═══ Supplied records ═══

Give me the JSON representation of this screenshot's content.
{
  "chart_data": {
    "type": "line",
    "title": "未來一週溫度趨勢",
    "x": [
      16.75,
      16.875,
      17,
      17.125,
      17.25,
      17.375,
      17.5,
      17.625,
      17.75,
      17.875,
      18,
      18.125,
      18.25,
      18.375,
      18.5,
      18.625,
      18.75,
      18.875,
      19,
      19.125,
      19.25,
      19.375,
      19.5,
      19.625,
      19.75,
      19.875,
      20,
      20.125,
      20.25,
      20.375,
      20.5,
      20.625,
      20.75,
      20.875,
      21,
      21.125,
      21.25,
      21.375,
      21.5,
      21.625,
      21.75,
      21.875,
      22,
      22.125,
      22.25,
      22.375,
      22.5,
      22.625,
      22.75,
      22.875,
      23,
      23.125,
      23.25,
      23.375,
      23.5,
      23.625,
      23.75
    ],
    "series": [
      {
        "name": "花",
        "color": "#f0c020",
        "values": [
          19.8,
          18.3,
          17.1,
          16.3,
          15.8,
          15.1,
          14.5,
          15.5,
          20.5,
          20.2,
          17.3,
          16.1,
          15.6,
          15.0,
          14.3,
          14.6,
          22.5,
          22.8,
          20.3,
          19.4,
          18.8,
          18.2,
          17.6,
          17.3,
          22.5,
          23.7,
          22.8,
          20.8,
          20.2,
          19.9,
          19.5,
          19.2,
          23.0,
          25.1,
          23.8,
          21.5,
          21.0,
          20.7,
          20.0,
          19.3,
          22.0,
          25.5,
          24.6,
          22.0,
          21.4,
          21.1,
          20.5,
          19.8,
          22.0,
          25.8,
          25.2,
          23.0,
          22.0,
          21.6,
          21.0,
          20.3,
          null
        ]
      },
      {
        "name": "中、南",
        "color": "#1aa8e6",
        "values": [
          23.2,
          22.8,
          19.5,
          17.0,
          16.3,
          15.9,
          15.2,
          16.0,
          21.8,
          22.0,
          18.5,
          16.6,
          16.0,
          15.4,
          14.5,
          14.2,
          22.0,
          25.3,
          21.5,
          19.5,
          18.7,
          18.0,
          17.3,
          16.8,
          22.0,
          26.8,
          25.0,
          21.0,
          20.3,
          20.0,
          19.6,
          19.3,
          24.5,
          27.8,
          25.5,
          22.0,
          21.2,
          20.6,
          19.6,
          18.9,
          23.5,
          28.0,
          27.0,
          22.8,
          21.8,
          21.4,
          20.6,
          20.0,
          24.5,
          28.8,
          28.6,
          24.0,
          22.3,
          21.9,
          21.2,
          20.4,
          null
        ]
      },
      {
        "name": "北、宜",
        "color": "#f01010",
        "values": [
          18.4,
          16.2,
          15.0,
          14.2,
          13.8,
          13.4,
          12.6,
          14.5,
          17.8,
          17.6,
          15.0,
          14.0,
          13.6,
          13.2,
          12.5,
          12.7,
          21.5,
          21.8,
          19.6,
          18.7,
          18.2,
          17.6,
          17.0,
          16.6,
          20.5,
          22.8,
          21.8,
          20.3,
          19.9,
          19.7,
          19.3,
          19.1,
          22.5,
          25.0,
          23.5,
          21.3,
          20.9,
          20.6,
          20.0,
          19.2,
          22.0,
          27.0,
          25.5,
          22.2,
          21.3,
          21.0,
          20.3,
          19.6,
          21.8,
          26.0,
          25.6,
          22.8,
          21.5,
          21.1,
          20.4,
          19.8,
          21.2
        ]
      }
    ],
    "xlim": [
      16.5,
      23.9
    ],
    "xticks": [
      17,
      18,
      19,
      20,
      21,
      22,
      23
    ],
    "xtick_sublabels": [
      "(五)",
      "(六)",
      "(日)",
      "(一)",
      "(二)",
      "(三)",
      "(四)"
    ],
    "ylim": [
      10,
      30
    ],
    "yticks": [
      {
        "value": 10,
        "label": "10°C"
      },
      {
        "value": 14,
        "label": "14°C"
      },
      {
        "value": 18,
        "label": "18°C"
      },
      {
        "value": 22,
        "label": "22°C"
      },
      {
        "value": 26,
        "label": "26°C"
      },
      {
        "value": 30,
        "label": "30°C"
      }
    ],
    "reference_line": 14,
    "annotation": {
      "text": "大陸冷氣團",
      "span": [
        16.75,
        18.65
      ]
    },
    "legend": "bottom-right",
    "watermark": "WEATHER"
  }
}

═══

[Prompt]:
Repeat the preceding lines exactly, please, every one of them.

[Response to this task]:
Give me the JSON representation of this screenshot's content.
{
  "chart_data": {
    "type": "line",
    "title": "未來一週溫度趨勢",
    "x": [
      16.75,
      16.875,
      17,
      17.125,
      17.25,
      17.375,
      17.5,
      17.625,
      17.75,
      17.875,
      18,
      18.125,
      18.25,
      18.375,
      18.5,
      18.625,
      18.75,
      18.875,
      19,
      19.125,
      19.25,
      19.375,
      19.5,
      19.625,
      19.75,
      19.875,
      20,
      20.125,
      20.25,
      20.375,
      20.5,
      20.625,
      20.75,
      20.875,
      21,
      21.125,
      21.25,
      21.375,
      21.5,
      21.625,
      21.75,
      21.875,
      22,
      22.125,
      22.25,
      22.375,
      22.5,
      22.625,
      22.75,
      22.875,
      23,
      23.125,
      23.25,
      23.375,
      23.5,
      23.625,
      23.75
    ],
    "series": [
      {
        "name": "花",
        "color": "#f0c020",
        "values": [
          19.8,
          18.3,
          17.1,
          16.3,
          15.8,
          15.1,
          14.5,
          15.5,
          20.5,
          20.2,
          17.3,
          16.1,
          15.6,
          15.0,
          14.3,
          14.6,
          22.5,
          22.8,
          20.3,
          19.4,
          18.8,
          18.2,
          17.6,
          17.3,
          22.5,
          23.7,
          22.8,
          20.8,
          20.2,
          19.9,
          19.5,
          19.2,
          23.0,
          25.1,
          23.8,
          21.5,
          21.0,
          20.7,
          20.0,
          19.3,
          22.0,
          25.5,
          24.6,
          22.0,
          21.4,
          21.1,
          20.5,
          19.8,
          22.0,
          25.8,
          25.2,
          23.0,
          22.0,
          21.6,
          21.0,
          20.3,
          null
        ]
      },
      {
        "name": "中、南",
        "color": "#1aa8e6",
        "values": [
          23.2,
          22.8,
          19.5,
          17.0,
          16.3,
          15.9,
          15.2,
          16.0,
          21.8,
          22.0,
          18.5,
          16.6,
          16.0,
          15.4,
          14.5,
          14.2,
          22.0,
          25.3,
          21.5,
          19.5,
          18.7,
          18.0,
          17.3,
          16.8,
          22.0,
          26.8,
          25.0,
          21.0,
          20.3,
          20.0,
          19.6,
          19.3,
          24.5,
          27.8,
          25.5,
          22.0,
          21.2,
          20.6,
          19.6,
          18.9,
          23.5,
          28.0,
          27.0,
          22.8,
          21.8,
          21.4,
          20.6,
          20.0,
          24.5,
          28.8,
          28.6,
          24.0,
          22.3,
          21.9,
          21.2,
          20.4,
          null
        ]
      },
      {
        "name": "北、宜",
        "color": "#f01010",
        "values": [
          18.4,
          16.2,
          15.0,
          14.2,
          13.8,
          13.4,
          12.6,
          14.5,
          17.8,
          17.6,
          15.0,
          14.0,
          13.6,
          13.2,
          12.5,
          12.7,
          21.5,
          21.8,
          19.6,
          18.7,
          18.2,
          17.6,
          17.0,
          16.6,
          20.5,
          22.8,
          21.8,
          20.3,
          19.9,
          19.7,
          19.3,
          19.1,
          22.5,
          25.0,
          23.5,
          21.3,
          20.9,
          20.6,
          20.0,
          19.2,
          22.0,
          27.0,
          25.5,
          22.2,
          21.3,
          21.0,
          20.3,
          19.6,
          21.8,
          26.0,
          25.6,
          22.8,
          21.5,
          21.1,
          20.4,
          19.8,
          21.2
        ]
      }
    ],
    "xlim": [
      16.5,
      23.9
    ],
    "xticks": [
      17,
      18,
      19,
      20,
      21,
      22,
      23
    ],
    "xtick_sublabels": [
      "(五)",
      "(六)",
      "(日)",
      "(一)",
      "(二)",
      "(三)",
      "(四)"
    ],
    "ylim": [
      10,
      30
    ],
    "yticks": [
      {
        "value": 10,
        "label": "10°C"
      },
      {
        "value": 14,
        "label": "14°C"
      },
      {
        "value": 18,
        "label": "18°C"
      },
      {
        "value": 22,
        "label": "22°C"
      },
      {
        "value": 26,
        "label": "26°C"
      },
      {
        "value": 30,
        "label": "30°C"
      }
    ],
    "reference_line": 14,
    "annotation": {
      "text": "大陸冷氣團",
      "span": [
        16.75,
        18.65
      ]
    },
    "legend": "bottom-right",
    "watermark": "WEATHER"
  }
}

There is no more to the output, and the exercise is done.